» **Required work**: Copy out the rows from the line with "mortuary-headline-1: सिविल अस्पताल" to the line with "liquor-headline-block: [190, 524, 334, 544]", without changing a character.

» **Provided data**:
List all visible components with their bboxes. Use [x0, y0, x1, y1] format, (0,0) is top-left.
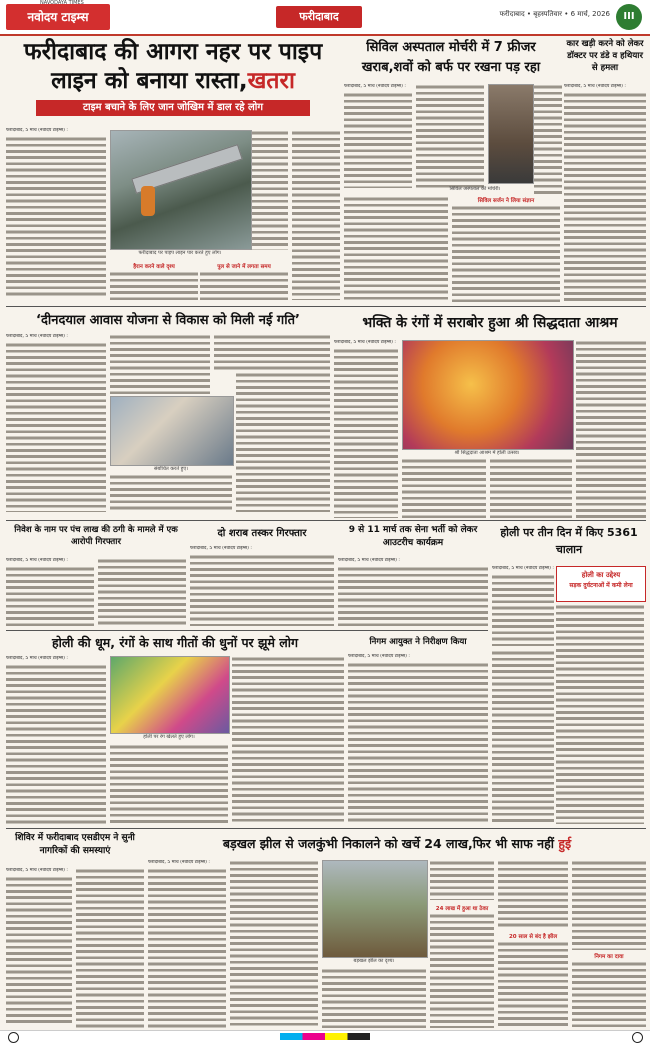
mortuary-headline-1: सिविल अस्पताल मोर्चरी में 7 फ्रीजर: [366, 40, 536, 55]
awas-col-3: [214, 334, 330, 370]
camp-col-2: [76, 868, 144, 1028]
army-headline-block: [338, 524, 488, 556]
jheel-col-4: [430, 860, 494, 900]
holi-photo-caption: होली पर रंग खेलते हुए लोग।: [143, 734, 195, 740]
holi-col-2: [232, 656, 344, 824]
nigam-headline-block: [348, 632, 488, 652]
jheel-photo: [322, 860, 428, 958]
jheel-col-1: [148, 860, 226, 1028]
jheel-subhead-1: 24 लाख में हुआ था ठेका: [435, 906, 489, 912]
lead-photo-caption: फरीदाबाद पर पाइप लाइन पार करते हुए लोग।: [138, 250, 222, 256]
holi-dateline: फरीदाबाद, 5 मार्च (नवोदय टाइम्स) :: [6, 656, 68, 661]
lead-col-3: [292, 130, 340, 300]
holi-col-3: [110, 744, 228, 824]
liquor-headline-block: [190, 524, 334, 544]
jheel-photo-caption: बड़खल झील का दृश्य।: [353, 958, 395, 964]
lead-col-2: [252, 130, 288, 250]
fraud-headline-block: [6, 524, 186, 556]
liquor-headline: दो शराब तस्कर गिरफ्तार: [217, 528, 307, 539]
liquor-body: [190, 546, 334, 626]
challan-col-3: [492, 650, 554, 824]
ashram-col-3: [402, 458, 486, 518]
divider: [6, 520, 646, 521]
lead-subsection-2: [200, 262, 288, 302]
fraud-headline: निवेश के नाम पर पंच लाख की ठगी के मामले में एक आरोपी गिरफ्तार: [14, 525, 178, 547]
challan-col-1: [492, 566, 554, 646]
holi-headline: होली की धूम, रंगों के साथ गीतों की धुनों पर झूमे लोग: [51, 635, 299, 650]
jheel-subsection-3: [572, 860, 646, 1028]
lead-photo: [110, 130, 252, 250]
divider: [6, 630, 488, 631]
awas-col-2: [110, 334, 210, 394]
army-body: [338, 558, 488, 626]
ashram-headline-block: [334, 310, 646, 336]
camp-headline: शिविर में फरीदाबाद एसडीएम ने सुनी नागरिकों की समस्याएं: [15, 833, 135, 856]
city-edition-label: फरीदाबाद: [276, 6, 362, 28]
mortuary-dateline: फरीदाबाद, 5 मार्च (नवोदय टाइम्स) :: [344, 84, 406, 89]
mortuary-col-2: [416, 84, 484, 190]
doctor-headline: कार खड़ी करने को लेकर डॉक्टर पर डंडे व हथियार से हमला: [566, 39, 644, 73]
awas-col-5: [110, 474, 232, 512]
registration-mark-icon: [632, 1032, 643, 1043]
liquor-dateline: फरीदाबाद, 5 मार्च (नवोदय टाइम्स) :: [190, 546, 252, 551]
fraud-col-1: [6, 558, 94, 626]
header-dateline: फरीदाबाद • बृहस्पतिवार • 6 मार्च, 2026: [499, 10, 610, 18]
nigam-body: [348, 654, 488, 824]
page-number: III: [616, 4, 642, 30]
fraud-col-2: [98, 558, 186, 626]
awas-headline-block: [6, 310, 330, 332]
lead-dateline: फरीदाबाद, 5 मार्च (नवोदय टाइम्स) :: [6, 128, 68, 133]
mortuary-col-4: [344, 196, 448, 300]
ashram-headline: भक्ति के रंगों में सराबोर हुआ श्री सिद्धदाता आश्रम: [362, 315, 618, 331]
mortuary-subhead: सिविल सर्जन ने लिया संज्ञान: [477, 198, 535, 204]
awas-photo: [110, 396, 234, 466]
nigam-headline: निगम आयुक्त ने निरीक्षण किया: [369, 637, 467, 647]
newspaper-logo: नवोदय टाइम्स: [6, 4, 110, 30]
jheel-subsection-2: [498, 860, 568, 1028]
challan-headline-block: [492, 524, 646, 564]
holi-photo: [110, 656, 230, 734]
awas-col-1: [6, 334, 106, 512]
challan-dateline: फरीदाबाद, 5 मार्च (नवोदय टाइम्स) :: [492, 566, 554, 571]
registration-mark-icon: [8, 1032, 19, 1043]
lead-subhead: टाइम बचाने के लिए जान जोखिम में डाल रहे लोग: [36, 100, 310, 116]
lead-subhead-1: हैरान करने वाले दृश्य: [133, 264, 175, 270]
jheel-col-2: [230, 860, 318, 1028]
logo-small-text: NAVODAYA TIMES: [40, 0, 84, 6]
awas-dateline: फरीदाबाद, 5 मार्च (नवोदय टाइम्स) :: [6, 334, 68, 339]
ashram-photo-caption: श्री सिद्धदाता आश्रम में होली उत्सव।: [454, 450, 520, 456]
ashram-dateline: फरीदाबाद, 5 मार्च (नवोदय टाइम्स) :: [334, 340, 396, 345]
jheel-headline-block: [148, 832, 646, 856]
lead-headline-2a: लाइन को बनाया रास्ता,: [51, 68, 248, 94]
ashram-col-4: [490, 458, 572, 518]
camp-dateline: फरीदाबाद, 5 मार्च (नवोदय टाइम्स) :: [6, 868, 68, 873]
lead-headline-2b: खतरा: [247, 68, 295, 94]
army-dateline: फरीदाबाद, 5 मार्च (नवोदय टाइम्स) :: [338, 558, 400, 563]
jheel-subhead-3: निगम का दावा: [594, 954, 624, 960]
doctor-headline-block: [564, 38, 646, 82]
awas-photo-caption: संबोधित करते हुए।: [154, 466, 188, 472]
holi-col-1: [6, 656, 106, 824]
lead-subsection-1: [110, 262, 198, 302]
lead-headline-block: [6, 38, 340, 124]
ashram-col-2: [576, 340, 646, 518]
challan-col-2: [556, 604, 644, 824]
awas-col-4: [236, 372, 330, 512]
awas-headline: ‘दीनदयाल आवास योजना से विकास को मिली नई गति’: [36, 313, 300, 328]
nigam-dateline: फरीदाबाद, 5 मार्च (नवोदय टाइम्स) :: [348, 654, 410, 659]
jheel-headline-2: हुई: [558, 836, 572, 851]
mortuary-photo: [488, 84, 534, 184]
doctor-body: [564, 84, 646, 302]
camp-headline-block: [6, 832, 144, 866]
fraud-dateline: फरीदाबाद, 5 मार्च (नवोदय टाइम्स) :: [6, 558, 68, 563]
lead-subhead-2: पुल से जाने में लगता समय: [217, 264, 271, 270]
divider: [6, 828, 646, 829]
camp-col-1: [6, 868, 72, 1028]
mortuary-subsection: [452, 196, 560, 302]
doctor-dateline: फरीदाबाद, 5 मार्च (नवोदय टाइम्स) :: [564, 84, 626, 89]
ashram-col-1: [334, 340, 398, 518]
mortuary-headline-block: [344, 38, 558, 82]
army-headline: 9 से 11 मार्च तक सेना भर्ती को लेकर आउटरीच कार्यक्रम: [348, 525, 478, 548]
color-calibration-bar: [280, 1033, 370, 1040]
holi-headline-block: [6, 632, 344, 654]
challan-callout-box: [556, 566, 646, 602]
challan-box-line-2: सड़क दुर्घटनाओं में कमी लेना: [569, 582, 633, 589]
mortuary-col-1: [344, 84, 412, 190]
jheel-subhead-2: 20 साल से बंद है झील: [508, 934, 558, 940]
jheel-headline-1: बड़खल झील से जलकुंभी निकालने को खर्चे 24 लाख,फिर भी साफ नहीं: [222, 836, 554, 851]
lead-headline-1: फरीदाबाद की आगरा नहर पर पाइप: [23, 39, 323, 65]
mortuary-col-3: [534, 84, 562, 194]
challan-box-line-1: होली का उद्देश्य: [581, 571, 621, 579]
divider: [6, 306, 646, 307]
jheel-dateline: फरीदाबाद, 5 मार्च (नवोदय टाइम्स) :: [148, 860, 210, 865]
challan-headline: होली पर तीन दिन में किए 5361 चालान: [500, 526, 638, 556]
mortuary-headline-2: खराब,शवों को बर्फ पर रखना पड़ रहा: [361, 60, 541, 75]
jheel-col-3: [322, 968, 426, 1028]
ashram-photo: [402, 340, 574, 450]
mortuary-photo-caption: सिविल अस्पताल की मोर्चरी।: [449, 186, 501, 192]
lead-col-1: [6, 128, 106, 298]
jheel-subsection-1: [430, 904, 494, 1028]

...

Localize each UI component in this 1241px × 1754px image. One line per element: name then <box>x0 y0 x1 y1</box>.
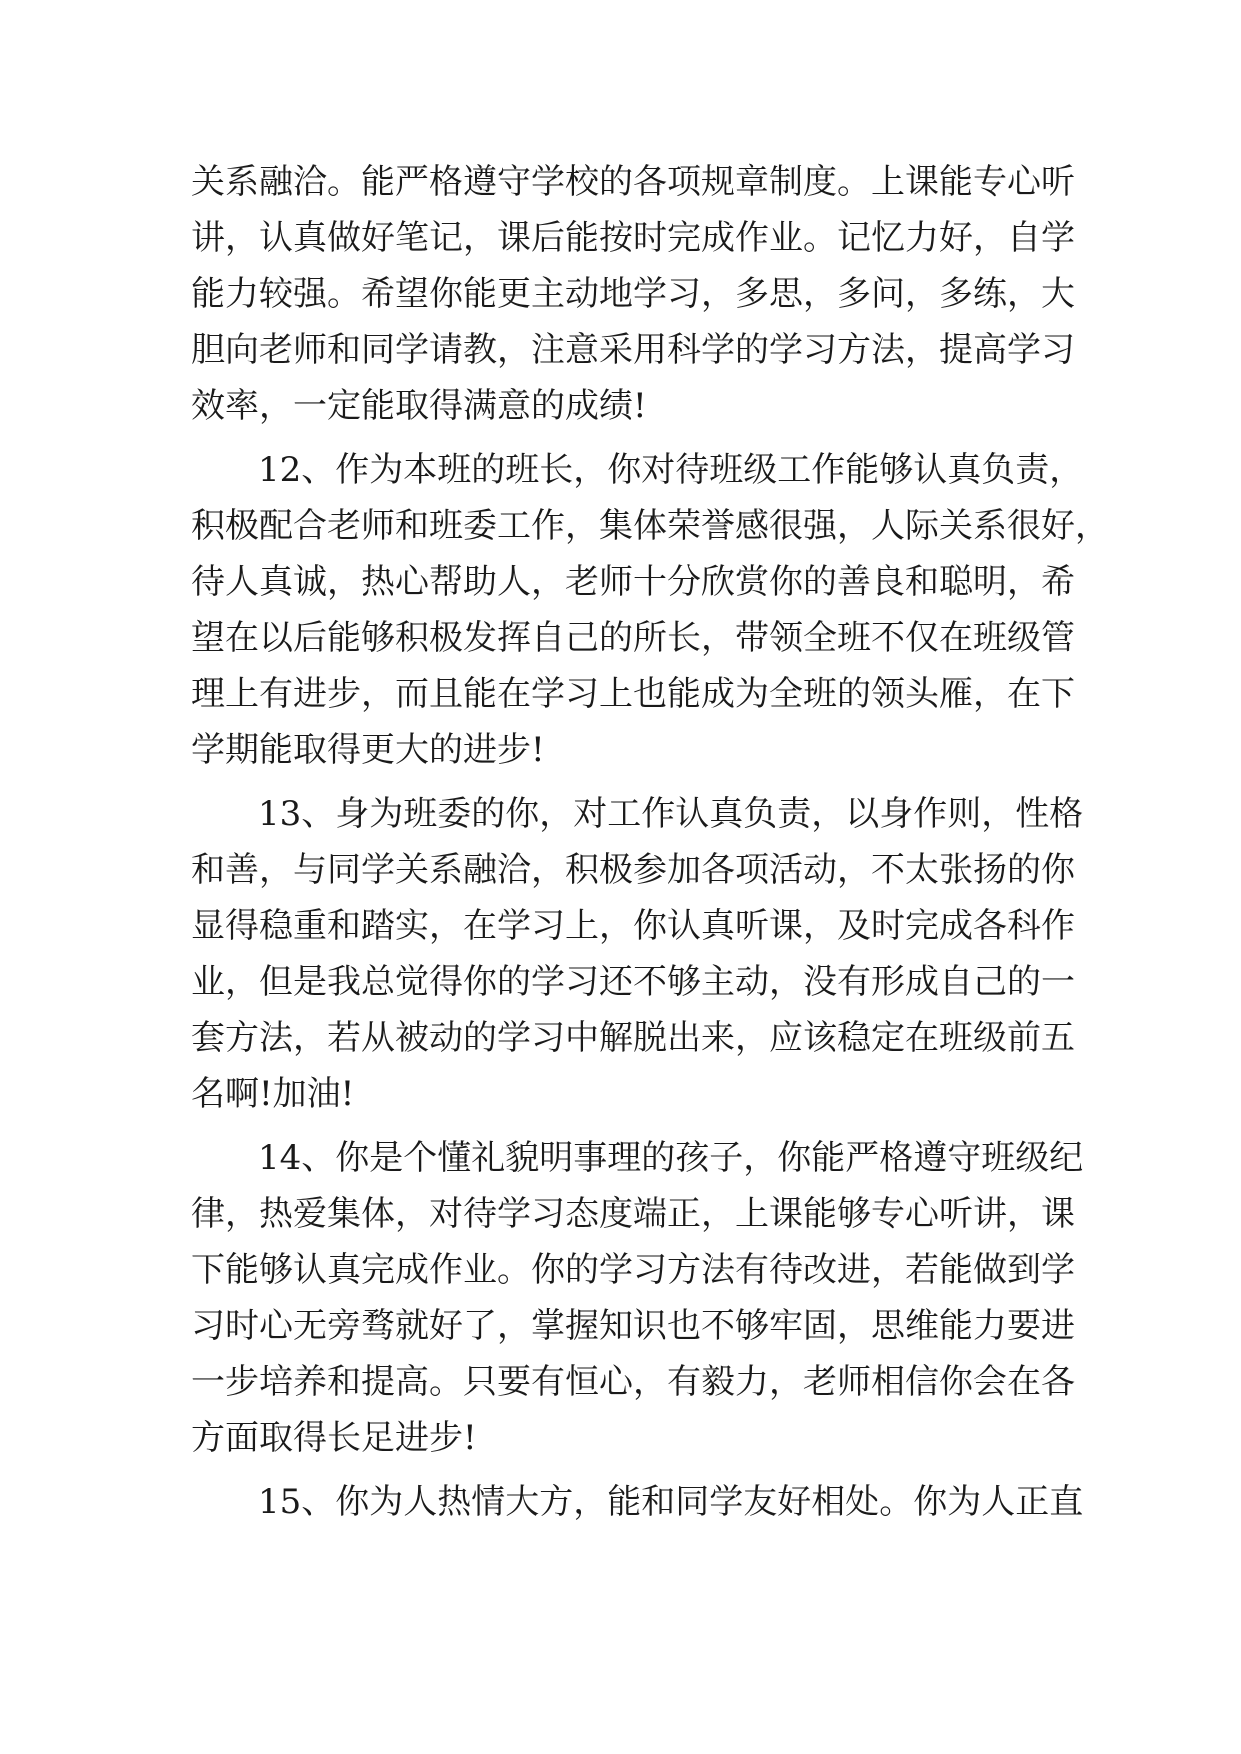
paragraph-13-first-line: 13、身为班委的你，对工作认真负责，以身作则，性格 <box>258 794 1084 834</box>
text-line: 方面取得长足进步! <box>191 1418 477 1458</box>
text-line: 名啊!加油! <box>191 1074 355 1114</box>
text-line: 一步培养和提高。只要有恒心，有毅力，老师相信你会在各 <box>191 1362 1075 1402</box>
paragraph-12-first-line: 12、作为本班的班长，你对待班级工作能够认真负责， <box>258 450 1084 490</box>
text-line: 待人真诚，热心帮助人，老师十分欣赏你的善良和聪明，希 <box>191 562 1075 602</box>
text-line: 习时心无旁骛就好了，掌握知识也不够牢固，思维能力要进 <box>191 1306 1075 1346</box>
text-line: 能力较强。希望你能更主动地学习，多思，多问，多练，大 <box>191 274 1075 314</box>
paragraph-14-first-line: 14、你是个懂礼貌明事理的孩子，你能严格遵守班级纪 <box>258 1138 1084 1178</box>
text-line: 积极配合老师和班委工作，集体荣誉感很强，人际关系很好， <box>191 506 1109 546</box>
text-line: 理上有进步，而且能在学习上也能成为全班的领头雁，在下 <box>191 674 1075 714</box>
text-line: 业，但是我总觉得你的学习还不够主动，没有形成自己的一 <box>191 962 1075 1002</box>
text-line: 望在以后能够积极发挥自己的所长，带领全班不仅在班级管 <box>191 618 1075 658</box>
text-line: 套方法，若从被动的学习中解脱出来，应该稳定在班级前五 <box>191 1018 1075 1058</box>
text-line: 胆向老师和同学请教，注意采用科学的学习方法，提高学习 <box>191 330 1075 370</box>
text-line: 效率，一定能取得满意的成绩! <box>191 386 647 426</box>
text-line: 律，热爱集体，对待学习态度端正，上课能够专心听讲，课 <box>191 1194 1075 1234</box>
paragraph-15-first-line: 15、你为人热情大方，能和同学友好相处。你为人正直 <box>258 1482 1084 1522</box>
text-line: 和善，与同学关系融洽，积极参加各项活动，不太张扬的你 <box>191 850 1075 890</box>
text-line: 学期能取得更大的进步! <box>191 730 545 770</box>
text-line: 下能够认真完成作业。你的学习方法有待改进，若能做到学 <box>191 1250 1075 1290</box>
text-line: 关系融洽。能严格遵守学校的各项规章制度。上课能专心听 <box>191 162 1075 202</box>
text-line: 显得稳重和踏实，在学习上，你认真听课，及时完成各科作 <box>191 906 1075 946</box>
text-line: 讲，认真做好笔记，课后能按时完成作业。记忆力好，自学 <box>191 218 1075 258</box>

» **Solution**:
mortuary-headline-1: सिविल अस्पताल मोर्चरी में 7 फ्रीजर: [366, 40, 536, 55]
awas-col-3: [214, 334, 330, 370]
camp-col-2: [76, 868, 144, 1028]
army-headline-block: [338, 524, 488, 556]
jheel-col-4: [430, 860, 494, 900]
holi-photo-caption: होली पर रंग खेलते हुए लोग।: [143, 734, 195, 740]
holi-col-2: [232, 656, 344, 824]
nigam-headline-block: [348, 632, 488, 652]
jheel-photo: [322, 860, 428, 958]
jheel-col-1: [148, 860, 226, 1028]
jheel-subhead-1: 24 लाख में हुआ था ठेका: [435, 906, 489, 912]
lead-photo-caption: फरीदाबाद पर पाइप लाइन पार करते हुए लोग।: [138, 250, 222, 256]
holi-dateline: फरीदाबाद, 5 मार्च (नवोदय टाइम्स) :: [6, 656, 68, 661]
lead-col-3: [292, 130, 340, 300]
holi-col-3: [110, 744, 228, 824]
liquor-headline-block: [190, 524, 334, 544]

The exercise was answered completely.